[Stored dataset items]
================================

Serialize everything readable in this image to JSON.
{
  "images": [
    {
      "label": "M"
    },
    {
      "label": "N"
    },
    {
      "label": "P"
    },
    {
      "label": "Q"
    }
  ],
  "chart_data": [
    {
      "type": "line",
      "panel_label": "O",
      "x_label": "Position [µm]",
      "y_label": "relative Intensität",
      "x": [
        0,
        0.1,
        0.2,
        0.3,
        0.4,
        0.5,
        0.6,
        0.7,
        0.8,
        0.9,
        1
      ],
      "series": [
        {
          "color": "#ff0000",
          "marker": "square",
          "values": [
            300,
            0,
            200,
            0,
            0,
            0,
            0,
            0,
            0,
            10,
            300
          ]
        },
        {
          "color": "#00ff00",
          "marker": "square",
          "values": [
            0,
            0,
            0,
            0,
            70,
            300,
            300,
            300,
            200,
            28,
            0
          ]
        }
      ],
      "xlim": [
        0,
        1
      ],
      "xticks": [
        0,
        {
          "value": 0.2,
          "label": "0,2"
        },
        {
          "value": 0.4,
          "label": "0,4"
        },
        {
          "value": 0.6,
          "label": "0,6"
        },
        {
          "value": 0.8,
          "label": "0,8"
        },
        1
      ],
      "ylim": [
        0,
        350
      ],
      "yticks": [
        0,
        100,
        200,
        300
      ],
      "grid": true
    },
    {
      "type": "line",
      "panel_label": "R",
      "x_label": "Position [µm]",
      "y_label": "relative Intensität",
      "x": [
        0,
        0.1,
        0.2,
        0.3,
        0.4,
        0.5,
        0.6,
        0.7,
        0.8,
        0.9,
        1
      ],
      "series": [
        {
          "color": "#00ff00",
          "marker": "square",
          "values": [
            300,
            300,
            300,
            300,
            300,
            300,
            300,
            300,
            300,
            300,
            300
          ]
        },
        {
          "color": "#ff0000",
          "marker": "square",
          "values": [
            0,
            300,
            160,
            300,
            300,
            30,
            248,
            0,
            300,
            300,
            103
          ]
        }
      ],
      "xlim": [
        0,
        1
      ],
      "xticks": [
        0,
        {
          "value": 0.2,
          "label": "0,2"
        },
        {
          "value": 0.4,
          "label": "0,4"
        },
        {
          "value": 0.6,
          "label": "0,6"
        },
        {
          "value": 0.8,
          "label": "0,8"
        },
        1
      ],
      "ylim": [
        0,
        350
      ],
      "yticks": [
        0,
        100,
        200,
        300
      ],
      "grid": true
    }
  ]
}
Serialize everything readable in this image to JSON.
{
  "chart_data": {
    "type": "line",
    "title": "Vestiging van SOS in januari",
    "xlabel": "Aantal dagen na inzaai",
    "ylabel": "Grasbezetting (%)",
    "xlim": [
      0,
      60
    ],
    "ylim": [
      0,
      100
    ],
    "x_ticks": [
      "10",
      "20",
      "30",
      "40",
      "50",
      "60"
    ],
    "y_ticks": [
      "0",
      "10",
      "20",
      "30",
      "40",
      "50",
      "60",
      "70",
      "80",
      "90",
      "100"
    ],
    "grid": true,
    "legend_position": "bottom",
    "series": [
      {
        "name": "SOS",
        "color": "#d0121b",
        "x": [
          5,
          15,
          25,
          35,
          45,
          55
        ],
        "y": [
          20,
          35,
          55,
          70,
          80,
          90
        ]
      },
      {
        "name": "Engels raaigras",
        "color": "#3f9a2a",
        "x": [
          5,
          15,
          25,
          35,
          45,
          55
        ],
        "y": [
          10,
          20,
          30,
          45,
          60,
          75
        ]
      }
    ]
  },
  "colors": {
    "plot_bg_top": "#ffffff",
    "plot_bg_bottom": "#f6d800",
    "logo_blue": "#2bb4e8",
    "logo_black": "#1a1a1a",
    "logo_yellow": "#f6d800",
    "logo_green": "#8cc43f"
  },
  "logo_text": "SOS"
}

================================

_Given instruction_
Write out every entry above, word for word.

_Task response_
Serialize everything readable in this image to JSON.
{
  "images": [
    {
      "label": "M"
    },
    {
      "label": "N"
    },
    {
      "label": "P"
    },
    {
      "label": "Q"
    }
  ],
  "chart_data": [
    {
      "type": "line",
      "panel_label": "O",
      "x_label": "Position [µm]",
      "y_label": "relative Intensität",
      "x": [
        0,
        0.1,
        0.2,
        0.3,
        0.4,
        0.5,
        0.6,
        0.7,
        0.8,
        0.9,
        1
      ],
      "series": [
        {
          "color": "#ff0000",
          "marker": "square",
          "values": [
            300,
            0,
            200,
            0,
            0,
            0,
            0,
            0,
            0,
            10,
            300
          ]
        },
        {
          "color": "#00ff00",
          "marker": "square",
          "values": [
            0,
            0,
            0,
            0,
            70,
            300,
            300,
            300,
            200,
            28,
            0
          ]
        }
      ],
      "xlim": [
        0,
        1
      ],
      "xticks": [
        0,
        {
          "value": 0.2,
          "label": "0,2"
        },
        {
          "value": 0.4,
          "label": "0,4"
        },
        {
          "value": 0.6,
          "label": "0,6"
        },
        {
          "value": 0.8,
          "label": "0,8"
        },
        1
      ],
      "ylim": [
        0,
        350
      ],
      "yticks": [
        0,
        100,
        200,
        300
      ],
      "grid": true
    },
    {
      "type": "line",
      "panel_label": "R",
      "x_label": "Position [µm]",
      "y_label": "relative Intensität",
      "x": [
        0,
        0.1,
        0.2,
        0.3,
        0.4,
        0.5,
        0.6,
        0.7,
        0.8,
        0.9,
        1
      ],
      "series": [
        {
          "color": "#00ff00",
          "marker": "square",
          "values": [
            300,
            300,
            300,
            300,
            300,
            300,
            300,
            300,
            300,
            300,
            300
          ]
        },
        {
          "color": "#ff0000",
          "marker": "square",
          "values": [
            0,
            300,
            160,
            300,
            300,
            30,
            248,
            0,
            300,
            300,
            103
          ]
        }
      ],
      "xlim": [
        0,
        1
      ],
      "xticks": [
        0,
        {
          "value": 0.2,
          "label": "0,2"
        },
        {
          "value": 0.4,
          "label": "0,4"
        },
        {
          "value": 0.6,
          "label": "0,6"
        },
        {
          "value": 0.8,
          "label": "0,8"
        },
        1
      ],
      "ylim": [
        0,
        350
      ],
      "yticks": [
        0,
        100,
        200,
        300
      ],
      "grid": true
    }
  ]
}
Serialize everything readable in this image to JSON.
{
  "chart_data": {
    "type": "line",
    "title": "Vestiging van SOS in januari",
    "xlabel": "Aantal dagen na inzaai",
    "ylabel": "Grasbezetting (%)",
    "xlim": [
      0,
      60
    ],
    "ylim": [
      0,
      100
    ],
    "x_ticks": [
      "10",
      "20",
      "30",
      "40",
      "50",
      "60"
    ],
    "y_ticks": [
      "0",
      "10",
      "20",
      "30",
      "40",
      "50",
      "60",
      "70",
      "80",
      "90",
      "100"
    ],
    "grid": true,
    "legend_position": "bottom",
    "series": [
      {
        "name": "SOS",
        "color": "#d0121b",
        "x": [
          5,
          15,
          25,
          35,
          45,
          55
        ],
        "y": [
          20,
          35,
          55,
          70,
          80,
          90
        ]
      },
      {
        "name": "Engels raaigras",
        "color": "#3f9a2a",
        "x": [
          5,
          15,
          25,
          35,
          45,
          55
        ],
        "y": [
          10,
          20,
          30,
          45,
          60,
          75
        ]
      }
    ]
  },
  "colors": {
    "plot_bg_top": "#ffffff",
    "plot_bg_bottom": "#f6d800",
    "logo_blue": "#2bb4e8",
    "logo_black": "#1a1a1a",
    "logo_yellow": "#f6d800",
    "logo_green": "#8cc43f"
  },
  "logo_text": "SOS"
}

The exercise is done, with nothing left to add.